Dataset rows
::::::
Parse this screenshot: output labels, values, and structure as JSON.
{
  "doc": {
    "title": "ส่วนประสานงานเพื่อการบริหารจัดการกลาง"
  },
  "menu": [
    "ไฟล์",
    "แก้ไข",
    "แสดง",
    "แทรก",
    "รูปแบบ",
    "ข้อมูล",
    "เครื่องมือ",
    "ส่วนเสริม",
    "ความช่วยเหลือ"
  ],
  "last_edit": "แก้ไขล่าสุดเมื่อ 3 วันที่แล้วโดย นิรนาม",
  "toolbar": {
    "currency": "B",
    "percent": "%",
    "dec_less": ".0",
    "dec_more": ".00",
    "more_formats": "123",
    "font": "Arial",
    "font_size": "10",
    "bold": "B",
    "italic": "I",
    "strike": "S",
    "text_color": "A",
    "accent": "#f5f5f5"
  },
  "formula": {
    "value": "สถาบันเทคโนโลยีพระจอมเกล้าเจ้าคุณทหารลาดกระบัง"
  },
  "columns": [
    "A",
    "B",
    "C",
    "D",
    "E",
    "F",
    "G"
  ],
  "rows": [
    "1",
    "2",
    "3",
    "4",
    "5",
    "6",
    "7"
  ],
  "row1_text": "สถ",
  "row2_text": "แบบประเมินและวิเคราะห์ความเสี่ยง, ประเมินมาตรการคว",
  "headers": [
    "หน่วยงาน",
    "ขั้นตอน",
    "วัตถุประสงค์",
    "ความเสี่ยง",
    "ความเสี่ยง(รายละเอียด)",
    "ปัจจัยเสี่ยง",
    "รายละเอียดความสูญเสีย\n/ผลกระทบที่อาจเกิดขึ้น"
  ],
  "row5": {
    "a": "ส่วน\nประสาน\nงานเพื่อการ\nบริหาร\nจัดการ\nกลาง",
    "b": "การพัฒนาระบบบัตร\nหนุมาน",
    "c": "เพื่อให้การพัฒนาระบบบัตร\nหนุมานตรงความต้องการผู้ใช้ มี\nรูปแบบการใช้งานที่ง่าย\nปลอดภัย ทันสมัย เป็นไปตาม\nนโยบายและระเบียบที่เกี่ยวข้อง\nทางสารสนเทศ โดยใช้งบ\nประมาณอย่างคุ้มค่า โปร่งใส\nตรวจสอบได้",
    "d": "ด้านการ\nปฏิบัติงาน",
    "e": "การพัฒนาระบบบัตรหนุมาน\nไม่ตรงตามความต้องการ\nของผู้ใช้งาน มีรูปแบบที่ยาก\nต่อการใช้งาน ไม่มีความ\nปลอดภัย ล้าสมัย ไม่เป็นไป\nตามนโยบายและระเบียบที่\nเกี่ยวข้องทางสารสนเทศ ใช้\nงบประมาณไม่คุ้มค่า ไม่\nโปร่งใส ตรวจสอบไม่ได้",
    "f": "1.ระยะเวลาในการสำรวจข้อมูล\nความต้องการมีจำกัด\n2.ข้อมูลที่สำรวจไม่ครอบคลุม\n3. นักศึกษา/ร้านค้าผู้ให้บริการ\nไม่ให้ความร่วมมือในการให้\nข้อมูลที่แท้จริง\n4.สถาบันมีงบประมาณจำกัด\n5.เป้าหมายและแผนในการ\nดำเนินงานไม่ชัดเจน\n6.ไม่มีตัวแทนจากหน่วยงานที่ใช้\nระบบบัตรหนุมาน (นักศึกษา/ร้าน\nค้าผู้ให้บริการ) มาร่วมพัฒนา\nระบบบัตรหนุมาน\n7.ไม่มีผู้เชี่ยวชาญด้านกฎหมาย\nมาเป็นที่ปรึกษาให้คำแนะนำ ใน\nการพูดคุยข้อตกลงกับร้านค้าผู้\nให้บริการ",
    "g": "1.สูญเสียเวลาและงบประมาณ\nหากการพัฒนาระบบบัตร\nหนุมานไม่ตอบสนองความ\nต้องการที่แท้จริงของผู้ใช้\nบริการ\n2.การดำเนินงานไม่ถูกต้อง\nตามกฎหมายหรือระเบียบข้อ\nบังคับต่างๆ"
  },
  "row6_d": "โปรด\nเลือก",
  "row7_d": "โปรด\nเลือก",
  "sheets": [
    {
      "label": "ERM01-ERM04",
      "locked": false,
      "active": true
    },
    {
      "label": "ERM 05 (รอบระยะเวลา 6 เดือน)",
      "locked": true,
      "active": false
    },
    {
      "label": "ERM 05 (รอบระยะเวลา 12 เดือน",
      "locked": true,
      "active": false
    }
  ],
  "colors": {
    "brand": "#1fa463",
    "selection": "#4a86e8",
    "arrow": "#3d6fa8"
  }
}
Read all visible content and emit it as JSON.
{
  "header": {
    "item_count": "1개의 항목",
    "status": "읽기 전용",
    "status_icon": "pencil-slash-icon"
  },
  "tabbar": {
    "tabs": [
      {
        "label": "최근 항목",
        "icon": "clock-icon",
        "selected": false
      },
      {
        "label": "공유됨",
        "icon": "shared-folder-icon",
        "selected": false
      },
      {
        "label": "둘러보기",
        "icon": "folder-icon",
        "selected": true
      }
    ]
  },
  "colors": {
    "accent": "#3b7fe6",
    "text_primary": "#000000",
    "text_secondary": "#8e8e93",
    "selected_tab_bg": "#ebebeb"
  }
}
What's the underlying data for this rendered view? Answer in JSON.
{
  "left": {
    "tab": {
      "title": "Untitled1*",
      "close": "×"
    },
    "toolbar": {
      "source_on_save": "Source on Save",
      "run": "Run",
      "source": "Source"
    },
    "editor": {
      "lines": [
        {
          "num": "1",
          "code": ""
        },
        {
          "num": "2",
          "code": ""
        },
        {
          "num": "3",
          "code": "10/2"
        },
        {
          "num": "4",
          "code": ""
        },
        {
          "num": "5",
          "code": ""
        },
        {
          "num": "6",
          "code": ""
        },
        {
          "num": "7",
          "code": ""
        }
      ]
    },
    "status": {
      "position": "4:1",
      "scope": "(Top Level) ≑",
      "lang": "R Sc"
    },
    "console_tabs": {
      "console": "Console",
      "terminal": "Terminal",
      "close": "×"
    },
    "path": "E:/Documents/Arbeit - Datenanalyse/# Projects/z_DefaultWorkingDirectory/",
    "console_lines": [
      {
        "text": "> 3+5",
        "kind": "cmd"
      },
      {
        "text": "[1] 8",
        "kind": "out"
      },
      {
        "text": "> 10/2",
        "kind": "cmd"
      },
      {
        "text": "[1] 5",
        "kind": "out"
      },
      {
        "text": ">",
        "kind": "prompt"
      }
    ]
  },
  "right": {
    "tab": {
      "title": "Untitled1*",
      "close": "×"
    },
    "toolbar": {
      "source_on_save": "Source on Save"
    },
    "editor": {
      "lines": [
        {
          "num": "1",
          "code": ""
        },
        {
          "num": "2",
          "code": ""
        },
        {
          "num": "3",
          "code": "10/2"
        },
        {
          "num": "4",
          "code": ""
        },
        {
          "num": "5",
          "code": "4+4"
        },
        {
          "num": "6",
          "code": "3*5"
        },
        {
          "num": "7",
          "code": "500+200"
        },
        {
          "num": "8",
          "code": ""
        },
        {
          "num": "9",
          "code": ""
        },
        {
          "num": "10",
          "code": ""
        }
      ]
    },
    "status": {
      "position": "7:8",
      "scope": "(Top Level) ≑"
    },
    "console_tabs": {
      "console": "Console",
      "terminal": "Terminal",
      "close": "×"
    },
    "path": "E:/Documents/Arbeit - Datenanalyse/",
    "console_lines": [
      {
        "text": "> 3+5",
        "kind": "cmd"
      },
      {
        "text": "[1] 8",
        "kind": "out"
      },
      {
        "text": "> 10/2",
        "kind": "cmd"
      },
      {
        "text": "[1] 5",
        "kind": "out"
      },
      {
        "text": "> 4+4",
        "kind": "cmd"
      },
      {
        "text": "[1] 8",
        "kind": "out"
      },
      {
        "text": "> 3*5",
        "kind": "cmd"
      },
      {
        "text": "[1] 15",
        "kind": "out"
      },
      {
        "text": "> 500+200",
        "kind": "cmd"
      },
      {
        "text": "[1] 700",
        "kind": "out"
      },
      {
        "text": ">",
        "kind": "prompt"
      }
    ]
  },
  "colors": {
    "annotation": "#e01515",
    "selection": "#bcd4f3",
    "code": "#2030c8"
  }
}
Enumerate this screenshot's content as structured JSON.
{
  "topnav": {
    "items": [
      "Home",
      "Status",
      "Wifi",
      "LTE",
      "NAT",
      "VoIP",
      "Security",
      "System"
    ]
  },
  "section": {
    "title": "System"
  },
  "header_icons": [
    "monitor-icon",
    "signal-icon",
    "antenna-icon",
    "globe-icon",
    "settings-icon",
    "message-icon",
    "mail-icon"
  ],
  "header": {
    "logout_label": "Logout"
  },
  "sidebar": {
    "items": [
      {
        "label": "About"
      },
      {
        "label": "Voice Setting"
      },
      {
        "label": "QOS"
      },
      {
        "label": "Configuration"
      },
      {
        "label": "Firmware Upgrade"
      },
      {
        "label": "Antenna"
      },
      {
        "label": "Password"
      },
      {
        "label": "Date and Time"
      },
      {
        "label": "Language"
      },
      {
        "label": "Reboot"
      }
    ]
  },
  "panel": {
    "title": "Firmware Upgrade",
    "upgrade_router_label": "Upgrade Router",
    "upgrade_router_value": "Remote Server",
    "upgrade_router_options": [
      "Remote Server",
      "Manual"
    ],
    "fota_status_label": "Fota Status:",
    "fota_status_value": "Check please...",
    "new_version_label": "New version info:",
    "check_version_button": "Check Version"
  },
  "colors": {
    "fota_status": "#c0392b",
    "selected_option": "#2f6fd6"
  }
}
::::::
Pick out every line above that contains the word "Datenanalyse" and copy it.

> **Answer**:
    "path": "E:/Documents/Arbeit - Datenanalyse/# Projects/z_DefaultWorkingDirectory/",
    "path": "E:/Documents/Arbeit - Datenanalyse/",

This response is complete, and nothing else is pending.